**The problem**
Give only the number of lines in the data that include the string "laws".

**Provided records**
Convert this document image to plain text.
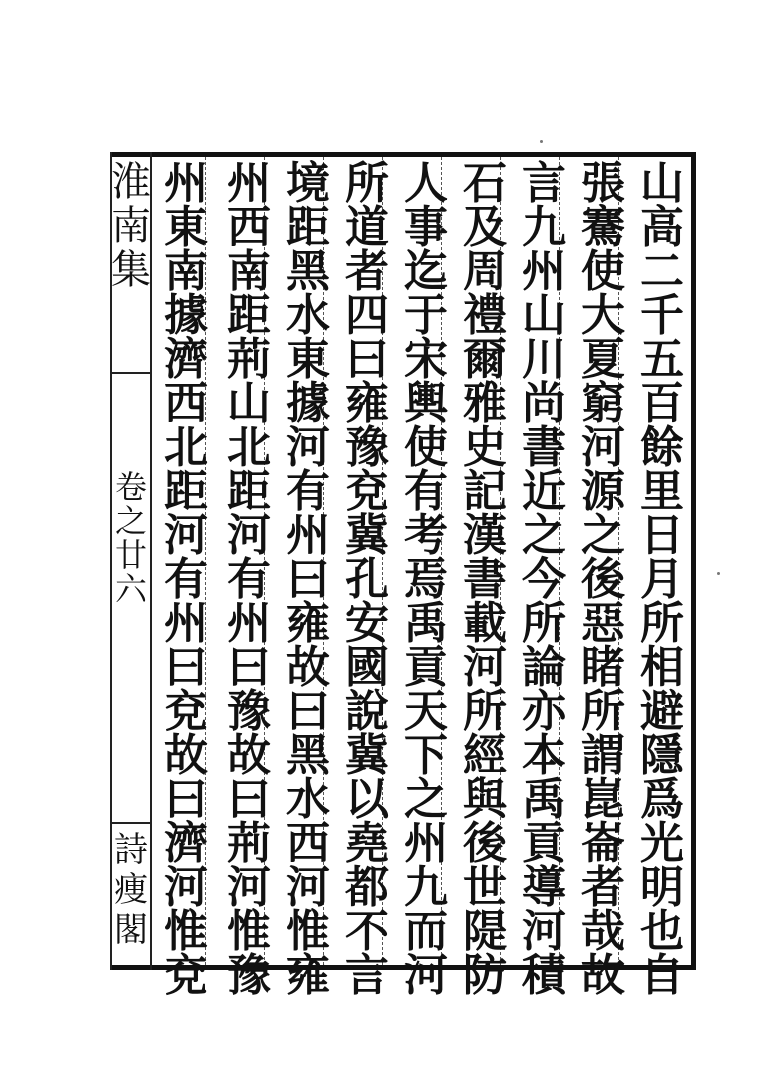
淮
南
集
卷
之
廿
六
詩
痩
閣
山
高
二
千
五
百
餘
里
日
月
所
相
避
隱
爲
光
明
也
自
張
騫
使
大
夏
窮
河
源
之
後
惡
睹
所
謂
崑
崙
者
哉
故
言
九
州
山
川
尚
書
近
之
今
所
論
亦
本
禹
貢
導
河
積
石
及
周
禮
爾
雅
史
記
漢
書
載
河
所
經
與
後
世
隄
防
人
事
迄
于
宋
輿
使
有
考
焉
禹
貢
天
下
之
州
九
而
河
所
道
者
四
曰
雍
豫
兗
冀
孔
安
國
說
冀
以
堯
都
不
言
境
距
黑
水
東
據
河
有
州
曰
雍
故
曰
黑
水
西
河
惟
雍
州
西
南
距
荊
山
北
距
河
有
州
曰
豫
故
曰
荊
河
惟
豫
州
東
南
據
濟
西
北
距
河
有
州
曰
兗
故
曰
濟
河
惟
兗
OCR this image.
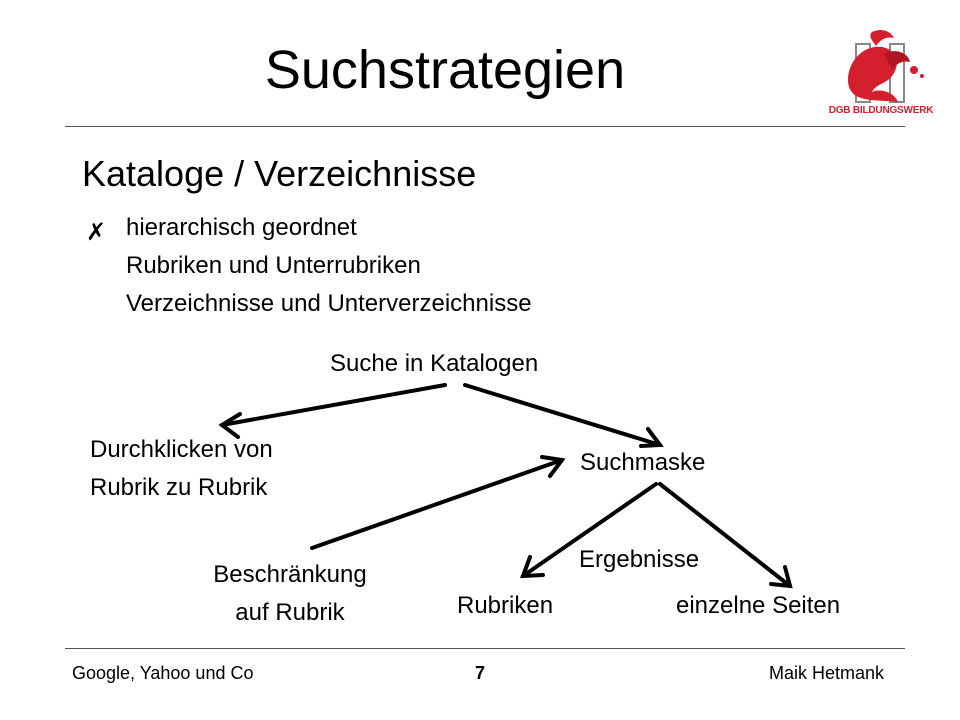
Suchstrategien
DGB BILDUNGSWERK
Kataloge / Verzeichnisse
✗ hierarchisch geordnet
Rubriken und Unterrubriken
Verzeichnisse und Unterverzeichnisse
Suche in Katalogen
Durchklicken von
Rubrik zu Rubrik
Suchmaske
Beschränkung
auf Rubrik
Ergebnisse
Rubriken	einzelne Seiten
Google, Yahoo und Co	7	Maik Hetmank
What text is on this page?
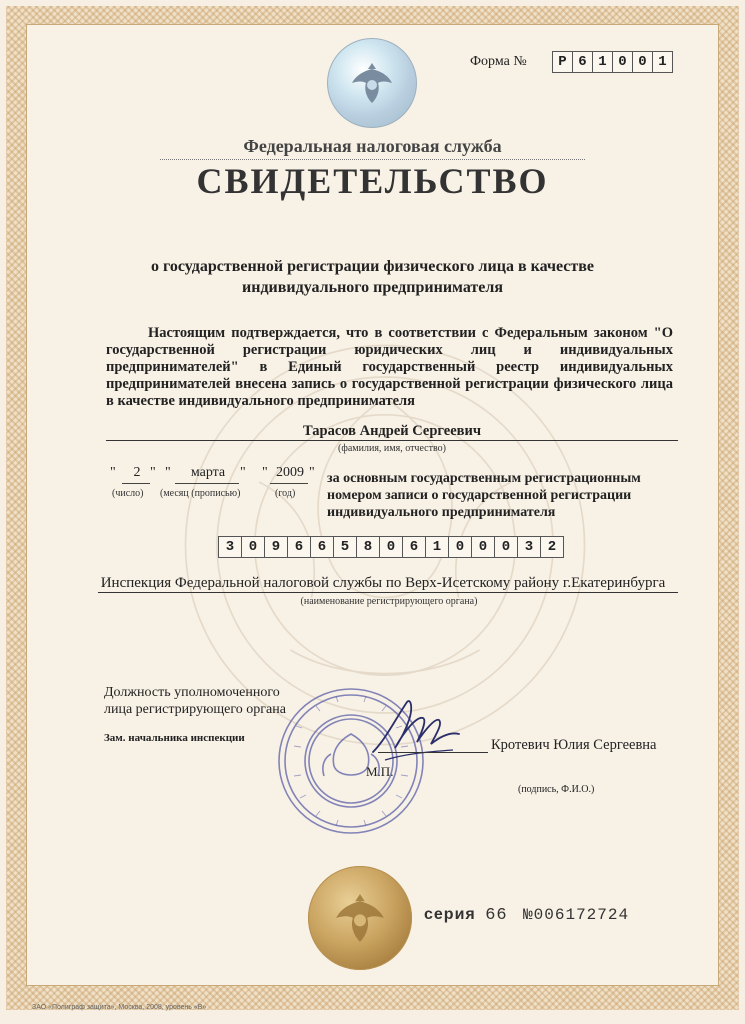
Форма №	Р 6 1 0 0 1
Федеральная налоговая служба
СВИДЕТЕЛЬСТВО
о государственной регистрации физического лица в качестве
индивидуального предпринимателя
Настоящим подтверждается, что в соответствии с Федеральным законом "О государственной регистрации юридических лиц и индивидуальных предпринимателей" в Единый государственный реестр индивидуальных предпринимателей внесена запись о государственной регистрации физического лица в качестве индивидуального предпринимателя
Тарасов Андрей Сергеевич
(фамилия, имя, отчество)
"	2 "
(число)
"	марта	"
(месяц (прописью)
" 2009 "
(год)
за основным государственным регистрационным номером записи о государственной регистрации индивидуального предпринимателя
3	0	9	6	6	5	8	0	6	1	0	0	0	3	2
Инспекция Федеральной налоговой службы по Верх-Исетскому району г.Екатеринбурга
(наименование регистрирующего органа)
Должность уполномоченного
лица регистрирующего органа
Зам. начальника инспекции	Кротевич Юлия Сергеевна
М.П.
(подпись, Ф.И.О.)
серия 66 №006172724
ЗАО «Полиграф защита», Москва, 2008, уровень «В»
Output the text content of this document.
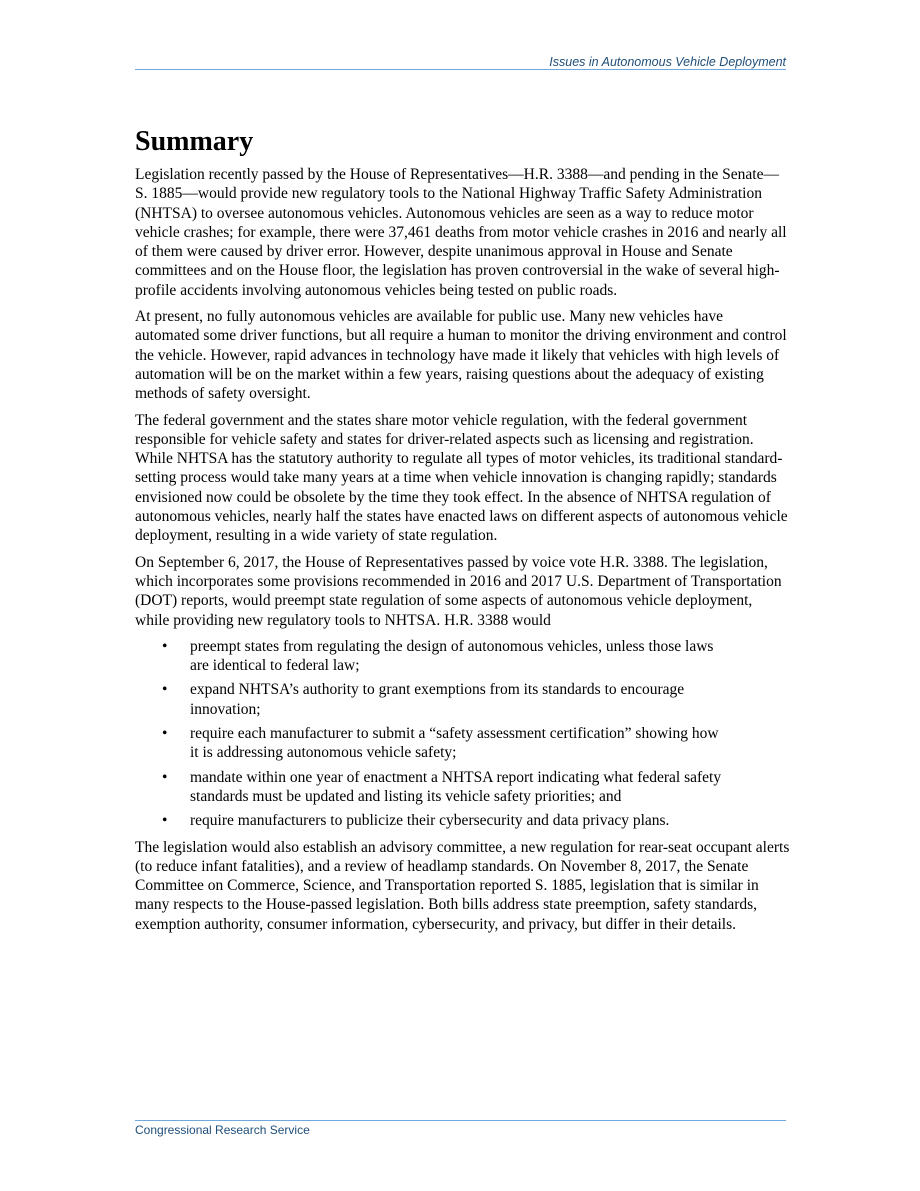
Issues in Autonomous Vehicle Deployment
Summary

Legislation recently passed by the House of Representatives—H.R. 3388—and pending in the Senate—S. 1885—would provide new regulatory tools to the National Highway Traffic Safety Administration (NHTSA) to oversee autonomous vehicles. Autonomous vehicles are seen as a way to reduce motor vehicle crashes; for example, there were 37,461 deaths from motor vehicle crashes in 2016 and nearly all of them were caused by driver error. However, despite unanimous approval in House and Senate committees and on the House floor, the legislation has proven controversial in the wake of several high-profile accidents involving autonomous vehicles being tested on public roads.

At present, no fully autonomous vehicles are available for public use. Many new vehicles have automated some driver functions, but all require a human to monitor the driving environment and control the vehicle. However, rapid advances in technology have made it likely that vehicles with high levels of automation will be on the market within a few years, raising questions about the adequacy of existing methods of safety oversight.

The federal government and the states share motor vehicle regulation, with the federal government responsible for vehicle safety and states for driver-related aspects such as licensing and registration. While NHTSA has the statutory authority to regulate all types of motor vehicles, its traditional standard-setting process would take many years at a time when vehicle innovation is changing rapidly; standards envisioned now could be obsolete by the time they took effect. In the absence of NHTSA regulation of autonomous vehicles, nearly half the states have enacted laws on different aspects of autonomous vehicle deployment, resulting in a wide variety of state regulation.

On September 6, 2017, the House of Representatives passed by voice vote H.R. 3388. The legislation, which incorporates some provisions recommended in 2016 and 2017 U.S. Department of Transportation (DOT) reports, would preempt state regulation of some aspects of autonomous vehicle deployment, while providing new regulatory tools to NHTSA. H.R. 3388 would

• preempt states from regulating the design of autonomous vehicles, unless those laws are identical to federal law;
• expand NHTSA’s authority to grant exemptions from its standards to encourage innovation;
• require each manufacturer to submit a “safety assessment certification” showing how it is addressing autonomous vehicle safety;
• mandate within one year of enactment a NHTSA report indicating what federal safety standards must be updated and listing its vehicle safety priorities; and
• require manufacturers to publicize their cybersecurity and data privacy plans.

The legislation would also establish an advisory committee, a new regulation for rear-seat occupant alerts (to reduce infant fatalities), and a review of headlamp standards. On November 8, 2017, the Senate Committee on Commerce, Science, and Transportation reported S. 1885, legislation that is similar in many respects to the House-passed legislation. Both bills address state preemption, safety standards, exemption authority, consumer information, cybersecurity, and privacy, but differ in their details.

Congressional Research Service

**Correct output**
2